◆ Problem to work on:
Look through the records below and collect all lines that hold the string "source".

◆ Records supplied:

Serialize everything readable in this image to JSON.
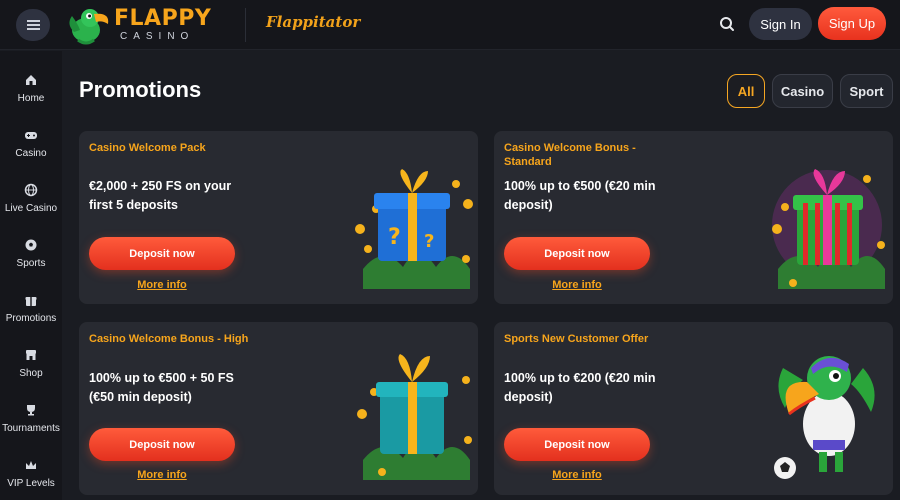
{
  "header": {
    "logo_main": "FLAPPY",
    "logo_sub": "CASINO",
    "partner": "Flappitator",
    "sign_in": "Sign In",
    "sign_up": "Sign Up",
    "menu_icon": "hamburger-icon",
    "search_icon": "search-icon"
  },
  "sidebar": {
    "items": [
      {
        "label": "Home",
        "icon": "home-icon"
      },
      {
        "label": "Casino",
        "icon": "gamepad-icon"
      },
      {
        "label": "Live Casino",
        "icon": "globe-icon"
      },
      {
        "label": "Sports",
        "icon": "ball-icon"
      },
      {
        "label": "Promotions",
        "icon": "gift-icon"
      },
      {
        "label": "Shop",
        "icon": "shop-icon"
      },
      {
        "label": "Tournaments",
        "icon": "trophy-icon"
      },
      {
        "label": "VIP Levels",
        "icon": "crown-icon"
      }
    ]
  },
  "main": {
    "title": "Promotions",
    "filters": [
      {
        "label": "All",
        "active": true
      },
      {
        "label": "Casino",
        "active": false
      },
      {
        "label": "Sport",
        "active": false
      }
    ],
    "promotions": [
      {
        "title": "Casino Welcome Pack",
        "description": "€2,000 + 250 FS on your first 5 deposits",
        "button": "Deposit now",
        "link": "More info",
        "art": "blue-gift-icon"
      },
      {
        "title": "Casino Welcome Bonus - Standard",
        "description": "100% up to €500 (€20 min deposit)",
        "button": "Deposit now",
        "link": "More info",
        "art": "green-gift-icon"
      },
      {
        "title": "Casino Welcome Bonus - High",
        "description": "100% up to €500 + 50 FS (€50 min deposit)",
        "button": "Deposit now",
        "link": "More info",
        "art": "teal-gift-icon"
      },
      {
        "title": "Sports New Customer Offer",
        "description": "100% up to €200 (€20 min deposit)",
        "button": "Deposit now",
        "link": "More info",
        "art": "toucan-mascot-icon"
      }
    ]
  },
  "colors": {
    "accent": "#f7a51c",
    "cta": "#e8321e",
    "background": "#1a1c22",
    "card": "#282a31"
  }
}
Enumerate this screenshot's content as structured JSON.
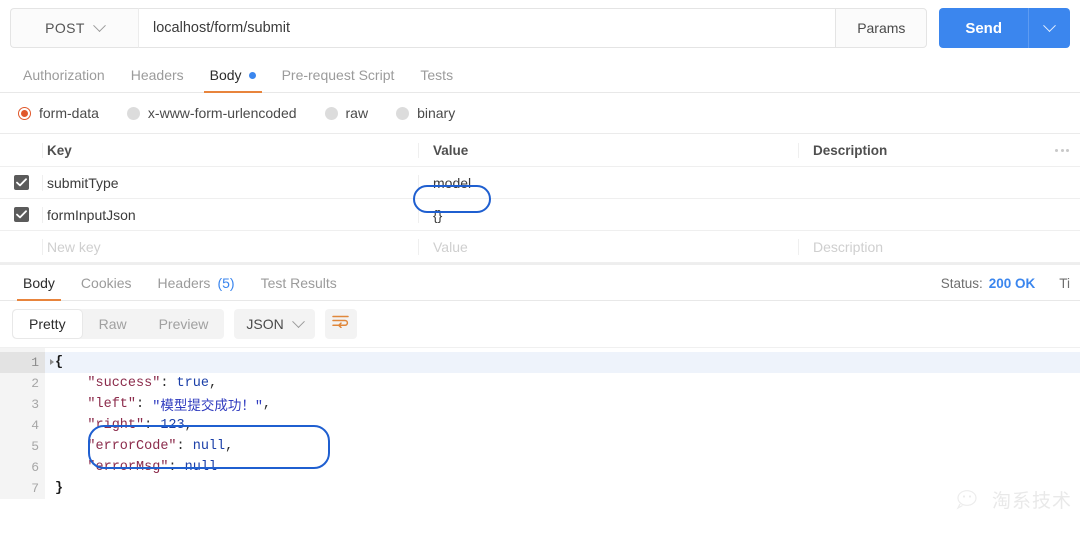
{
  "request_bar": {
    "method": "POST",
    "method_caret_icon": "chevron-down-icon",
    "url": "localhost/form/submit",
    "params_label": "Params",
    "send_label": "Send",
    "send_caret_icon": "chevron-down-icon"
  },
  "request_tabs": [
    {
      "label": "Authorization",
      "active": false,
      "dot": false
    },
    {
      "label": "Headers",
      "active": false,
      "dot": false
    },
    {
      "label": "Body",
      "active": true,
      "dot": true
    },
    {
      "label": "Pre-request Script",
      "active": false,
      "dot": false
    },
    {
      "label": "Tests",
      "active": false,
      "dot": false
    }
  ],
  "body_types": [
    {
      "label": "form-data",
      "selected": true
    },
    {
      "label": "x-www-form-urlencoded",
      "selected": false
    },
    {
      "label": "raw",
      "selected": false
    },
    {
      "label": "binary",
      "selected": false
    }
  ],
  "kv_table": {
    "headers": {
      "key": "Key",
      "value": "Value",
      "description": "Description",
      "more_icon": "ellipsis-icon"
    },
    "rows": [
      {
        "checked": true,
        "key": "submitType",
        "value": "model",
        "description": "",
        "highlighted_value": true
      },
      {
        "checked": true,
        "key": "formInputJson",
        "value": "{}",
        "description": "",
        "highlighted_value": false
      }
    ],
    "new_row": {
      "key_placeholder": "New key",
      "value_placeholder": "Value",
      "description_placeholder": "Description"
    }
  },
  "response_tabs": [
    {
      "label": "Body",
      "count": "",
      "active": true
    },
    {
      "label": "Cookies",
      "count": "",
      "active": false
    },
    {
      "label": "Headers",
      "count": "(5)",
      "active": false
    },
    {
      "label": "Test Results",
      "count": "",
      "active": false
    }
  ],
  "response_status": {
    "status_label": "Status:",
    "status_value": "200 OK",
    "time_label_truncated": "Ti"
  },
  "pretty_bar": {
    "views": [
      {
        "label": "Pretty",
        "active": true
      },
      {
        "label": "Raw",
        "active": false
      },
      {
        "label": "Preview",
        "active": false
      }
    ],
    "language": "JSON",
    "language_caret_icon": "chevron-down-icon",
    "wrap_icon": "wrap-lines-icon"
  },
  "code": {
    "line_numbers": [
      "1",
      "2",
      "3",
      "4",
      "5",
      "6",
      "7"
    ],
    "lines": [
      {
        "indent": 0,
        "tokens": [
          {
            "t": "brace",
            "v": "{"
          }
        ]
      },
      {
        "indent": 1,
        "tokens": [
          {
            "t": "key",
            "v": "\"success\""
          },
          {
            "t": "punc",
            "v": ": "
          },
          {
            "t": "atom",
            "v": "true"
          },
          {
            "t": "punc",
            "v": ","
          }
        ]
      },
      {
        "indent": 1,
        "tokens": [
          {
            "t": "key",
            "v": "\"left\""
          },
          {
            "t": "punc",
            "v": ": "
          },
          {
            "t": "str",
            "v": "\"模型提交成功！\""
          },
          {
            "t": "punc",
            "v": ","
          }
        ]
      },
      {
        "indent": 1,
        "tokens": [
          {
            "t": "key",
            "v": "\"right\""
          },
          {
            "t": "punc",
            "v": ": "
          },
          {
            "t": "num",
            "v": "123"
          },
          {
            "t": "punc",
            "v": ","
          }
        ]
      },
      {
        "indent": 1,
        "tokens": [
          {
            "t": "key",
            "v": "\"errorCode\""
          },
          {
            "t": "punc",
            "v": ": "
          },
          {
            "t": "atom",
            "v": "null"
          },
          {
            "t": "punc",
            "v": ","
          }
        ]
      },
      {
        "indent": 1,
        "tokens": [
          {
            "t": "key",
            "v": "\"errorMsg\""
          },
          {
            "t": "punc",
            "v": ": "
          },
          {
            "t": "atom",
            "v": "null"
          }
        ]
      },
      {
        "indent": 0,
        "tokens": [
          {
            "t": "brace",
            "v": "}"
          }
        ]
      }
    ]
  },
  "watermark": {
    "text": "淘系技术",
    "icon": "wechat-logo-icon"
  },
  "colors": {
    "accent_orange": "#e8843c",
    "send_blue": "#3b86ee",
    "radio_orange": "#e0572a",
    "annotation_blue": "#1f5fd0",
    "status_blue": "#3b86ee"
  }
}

==

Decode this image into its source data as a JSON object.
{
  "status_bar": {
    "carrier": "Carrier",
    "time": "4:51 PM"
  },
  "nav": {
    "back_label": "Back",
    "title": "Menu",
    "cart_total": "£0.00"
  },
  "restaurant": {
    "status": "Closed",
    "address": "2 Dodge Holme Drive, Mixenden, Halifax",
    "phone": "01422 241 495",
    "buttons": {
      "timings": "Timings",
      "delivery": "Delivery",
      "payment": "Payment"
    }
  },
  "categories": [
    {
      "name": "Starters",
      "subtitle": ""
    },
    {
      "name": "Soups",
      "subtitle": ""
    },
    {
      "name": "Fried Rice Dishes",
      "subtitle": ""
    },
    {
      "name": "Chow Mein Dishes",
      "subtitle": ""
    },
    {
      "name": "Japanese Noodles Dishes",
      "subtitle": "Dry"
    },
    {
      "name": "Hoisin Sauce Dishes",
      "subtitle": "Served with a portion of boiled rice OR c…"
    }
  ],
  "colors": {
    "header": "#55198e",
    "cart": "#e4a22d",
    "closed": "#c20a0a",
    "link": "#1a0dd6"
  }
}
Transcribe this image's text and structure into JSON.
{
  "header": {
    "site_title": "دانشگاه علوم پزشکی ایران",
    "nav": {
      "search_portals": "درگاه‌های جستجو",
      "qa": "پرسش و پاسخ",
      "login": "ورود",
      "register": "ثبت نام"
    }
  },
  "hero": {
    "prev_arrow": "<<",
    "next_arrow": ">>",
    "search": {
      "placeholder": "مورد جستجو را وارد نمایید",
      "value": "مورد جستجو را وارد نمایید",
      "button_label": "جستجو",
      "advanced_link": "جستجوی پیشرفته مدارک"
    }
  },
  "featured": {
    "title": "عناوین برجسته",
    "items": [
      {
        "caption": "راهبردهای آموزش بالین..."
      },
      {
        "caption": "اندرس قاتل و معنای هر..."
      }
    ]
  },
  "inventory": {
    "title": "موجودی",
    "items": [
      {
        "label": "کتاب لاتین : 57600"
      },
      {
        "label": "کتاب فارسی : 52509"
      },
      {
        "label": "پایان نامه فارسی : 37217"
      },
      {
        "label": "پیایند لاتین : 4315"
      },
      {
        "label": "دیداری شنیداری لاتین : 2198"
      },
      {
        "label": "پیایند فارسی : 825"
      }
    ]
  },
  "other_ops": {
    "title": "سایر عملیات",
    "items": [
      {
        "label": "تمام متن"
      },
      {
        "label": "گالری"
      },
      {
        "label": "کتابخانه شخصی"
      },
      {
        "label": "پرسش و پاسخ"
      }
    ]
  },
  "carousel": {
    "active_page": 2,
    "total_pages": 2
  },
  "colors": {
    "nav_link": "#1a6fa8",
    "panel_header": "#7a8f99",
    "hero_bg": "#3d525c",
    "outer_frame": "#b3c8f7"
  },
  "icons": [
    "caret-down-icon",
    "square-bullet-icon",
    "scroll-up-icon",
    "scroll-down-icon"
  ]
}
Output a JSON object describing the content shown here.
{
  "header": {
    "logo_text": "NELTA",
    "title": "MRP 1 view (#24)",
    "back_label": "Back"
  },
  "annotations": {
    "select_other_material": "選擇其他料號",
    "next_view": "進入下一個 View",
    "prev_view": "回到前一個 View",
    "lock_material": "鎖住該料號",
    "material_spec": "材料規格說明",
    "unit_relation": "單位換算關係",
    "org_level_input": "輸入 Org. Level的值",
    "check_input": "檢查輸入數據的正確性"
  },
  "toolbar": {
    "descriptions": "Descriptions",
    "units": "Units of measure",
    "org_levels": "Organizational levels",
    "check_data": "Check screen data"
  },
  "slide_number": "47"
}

--

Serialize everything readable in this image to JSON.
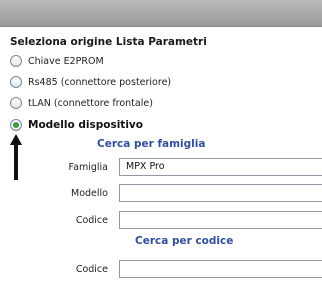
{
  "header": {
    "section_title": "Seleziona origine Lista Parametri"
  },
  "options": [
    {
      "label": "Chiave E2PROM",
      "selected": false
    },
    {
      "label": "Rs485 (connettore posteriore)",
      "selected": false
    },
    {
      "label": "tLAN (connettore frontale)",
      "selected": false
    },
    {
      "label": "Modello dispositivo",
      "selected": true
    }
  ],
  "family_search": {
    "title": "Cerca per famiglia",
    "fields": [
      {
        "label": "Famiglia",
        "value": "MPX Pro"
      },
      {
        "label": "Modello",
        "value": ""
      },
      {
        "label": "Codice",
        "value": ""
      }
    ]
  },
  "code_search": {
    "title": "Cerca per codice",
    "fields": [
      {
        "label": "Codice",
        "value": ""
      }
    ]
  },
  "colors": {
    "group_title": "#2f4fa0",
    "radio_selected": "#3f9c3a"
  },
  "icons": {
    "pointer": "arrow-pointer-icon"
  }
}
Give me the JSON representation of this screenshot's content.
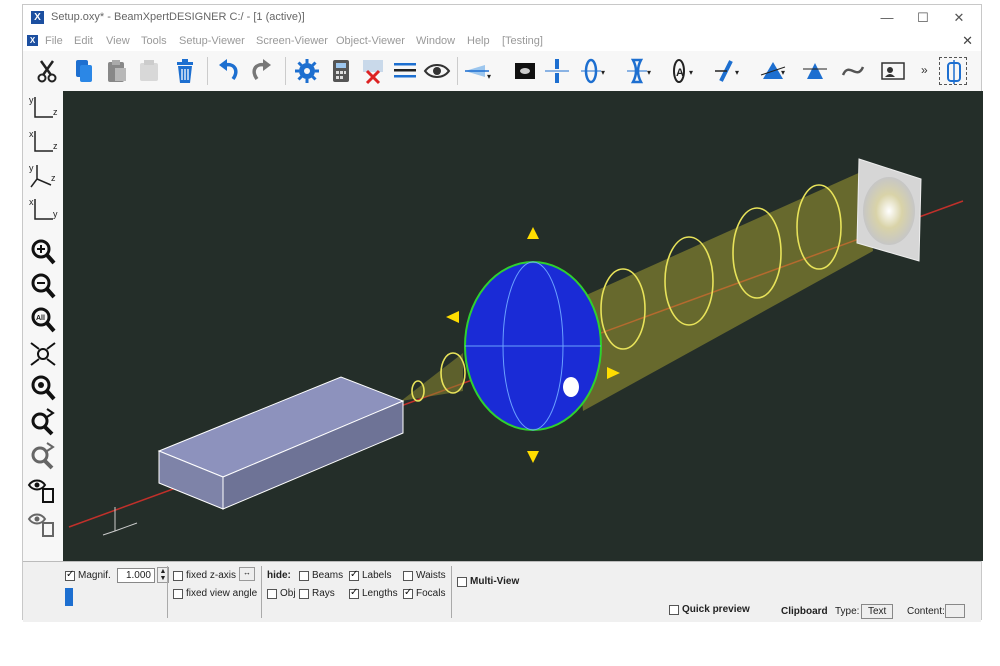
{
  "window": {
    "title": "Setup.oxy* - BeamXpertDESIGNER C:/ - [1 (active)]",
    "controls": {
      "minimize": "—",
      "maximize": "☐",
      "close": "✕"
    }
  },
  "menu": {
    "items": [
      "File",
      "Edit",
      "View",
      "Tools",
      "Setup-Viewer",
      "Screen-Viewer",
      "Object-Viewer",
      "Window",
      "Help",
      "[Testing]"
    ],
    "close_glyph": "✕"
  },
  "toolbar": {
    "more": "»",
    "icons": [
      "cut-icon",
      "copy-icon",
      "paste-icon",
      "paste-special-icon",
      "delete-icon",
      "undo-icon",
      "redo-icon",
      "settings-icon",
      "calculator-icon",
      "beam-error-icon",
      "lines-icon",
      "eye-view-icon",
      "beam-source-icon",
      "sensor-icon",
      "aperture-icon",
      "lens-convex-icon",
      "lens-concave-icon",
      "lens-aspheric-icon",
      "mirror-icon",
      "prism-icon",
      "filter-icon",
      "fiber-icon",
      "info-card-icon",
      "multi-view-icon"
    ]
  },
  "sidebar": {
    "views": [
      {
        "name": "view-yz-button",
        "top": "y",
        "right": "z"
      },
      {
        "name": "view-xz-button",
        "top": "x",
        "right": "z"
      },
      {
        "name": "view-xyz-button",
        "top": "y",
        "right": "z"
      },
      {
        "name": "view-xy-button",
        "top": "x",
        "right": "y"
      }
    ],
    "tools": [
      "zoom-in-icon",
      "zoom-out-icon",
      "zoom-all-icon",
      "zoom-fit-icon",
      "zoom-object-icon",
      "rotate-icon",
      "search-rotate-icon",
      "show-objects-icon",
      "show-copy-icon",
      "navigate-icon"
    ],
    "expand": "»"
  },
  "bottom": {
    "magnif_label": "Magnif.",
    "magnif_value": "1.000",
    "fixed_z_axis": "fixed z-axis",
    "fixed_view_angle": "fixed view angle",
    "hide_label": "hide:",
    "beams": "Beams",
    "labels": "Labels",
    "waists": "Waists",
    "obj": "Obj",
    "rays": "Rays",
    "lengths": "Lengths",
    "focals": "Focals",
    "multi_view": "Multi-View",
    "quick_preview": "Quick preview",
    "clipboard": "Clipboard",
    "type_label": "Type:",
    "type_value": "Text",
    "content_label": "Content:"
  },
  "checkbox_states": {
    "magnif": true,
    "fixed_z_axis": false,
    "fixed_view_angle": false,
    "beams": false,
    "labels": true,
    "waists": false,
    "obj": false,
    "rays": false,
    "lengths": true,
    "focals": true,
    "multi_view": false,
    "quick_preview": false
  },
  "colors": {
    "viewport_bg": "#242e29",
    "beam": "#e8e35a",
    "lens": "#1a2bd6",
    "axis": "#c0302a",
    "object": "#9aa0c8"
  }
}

◆ Exercise solution:
Decode this image into its source data as a JSON object.
      "beam-source-icon",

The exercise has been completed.